* Aim of the task *
Extract each line of the material below that contains the string "item".

* * * *

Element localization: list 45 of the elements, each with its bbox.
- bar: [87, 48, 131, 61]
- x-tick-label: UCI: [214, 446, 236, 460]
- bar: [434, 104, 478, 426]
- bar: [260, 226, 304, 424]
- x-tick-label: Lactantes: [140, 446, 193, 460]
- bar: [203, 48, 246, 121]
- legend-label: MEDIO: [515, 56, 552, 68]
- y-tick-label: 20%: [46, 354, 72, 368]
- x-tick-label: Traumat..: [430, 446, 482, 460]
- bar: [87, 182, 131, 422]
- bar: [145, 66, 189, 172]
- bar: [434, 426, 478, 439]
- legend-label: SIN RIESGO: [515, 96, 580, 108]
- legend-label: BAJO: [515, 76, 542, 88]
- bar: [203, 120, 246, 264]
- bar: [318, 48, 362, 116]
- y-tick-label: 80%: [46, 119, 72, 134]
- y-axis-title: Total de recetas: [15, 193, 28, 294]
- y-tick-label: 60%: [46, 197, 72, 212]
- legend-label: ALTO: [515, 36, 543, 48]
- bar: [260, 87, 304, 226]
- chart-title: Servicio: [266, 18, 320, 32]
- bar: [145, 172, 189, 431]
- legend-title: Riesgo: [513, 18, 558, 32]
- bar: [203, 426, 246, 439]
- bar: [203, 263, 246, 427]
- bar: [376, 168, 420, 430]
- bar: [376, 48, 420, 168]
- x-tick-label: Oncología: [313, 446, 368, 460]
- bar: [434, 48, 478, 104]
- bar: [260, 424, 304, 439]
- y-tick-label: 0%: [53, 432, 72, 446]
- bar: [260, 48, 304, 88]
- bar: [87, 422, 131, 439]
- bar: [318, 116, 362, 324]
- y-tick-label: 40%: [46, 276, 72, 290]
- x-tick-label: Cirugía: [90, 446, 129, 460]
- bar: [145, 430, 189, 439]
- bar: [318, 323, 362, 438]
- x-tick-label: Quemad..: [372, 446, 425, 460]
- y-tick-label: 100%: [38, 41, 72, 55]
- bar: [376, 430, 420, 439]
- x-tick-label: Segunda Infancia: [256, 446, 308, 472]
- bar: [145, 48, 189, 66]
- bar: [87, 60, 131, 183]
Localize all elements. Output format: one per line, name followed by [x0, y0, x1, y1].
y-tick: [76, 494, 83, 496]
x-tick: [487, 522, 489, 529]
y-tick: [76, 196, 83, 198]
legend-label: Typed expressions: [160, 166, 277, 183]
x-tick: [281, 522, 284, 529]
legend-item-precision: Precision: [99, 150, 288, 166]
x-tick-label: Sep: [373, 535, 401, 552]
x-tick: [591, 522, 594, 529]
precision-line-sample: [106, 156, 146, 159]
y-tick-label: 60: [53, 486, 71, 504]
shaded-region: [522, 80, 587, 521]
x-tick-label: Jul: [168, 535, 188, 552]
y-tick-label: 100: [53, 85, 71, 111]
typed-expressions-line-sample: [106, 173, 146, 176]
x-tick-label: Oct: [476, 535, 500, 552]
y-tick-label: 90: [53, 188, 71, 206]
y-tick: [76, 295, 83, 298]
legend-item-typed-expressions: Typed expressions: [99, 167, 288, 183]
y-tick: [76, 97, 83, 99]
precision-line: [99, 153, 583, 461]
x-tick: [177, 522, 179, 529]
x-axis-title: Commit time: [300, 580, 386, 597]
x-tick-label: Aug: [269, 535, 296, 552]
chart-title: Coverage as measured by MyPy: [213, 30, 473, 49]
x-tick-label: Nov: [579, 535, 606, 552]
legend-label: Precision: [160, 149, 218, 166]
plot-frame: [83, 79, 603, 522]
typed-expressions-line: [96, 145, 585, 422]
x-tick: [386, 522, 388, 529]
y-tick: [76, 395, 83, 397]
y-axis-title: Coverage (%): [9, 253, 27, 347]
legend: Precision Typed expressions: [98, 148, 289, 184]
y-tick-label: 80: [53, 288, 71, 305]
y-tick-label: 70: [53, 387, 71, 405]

* * * *

* Reply *
legend-item-precision: Precision: [99, 150, 288, 166]
legend-item-typed-expressions: Typed expressions: [99, 167, 288, 183]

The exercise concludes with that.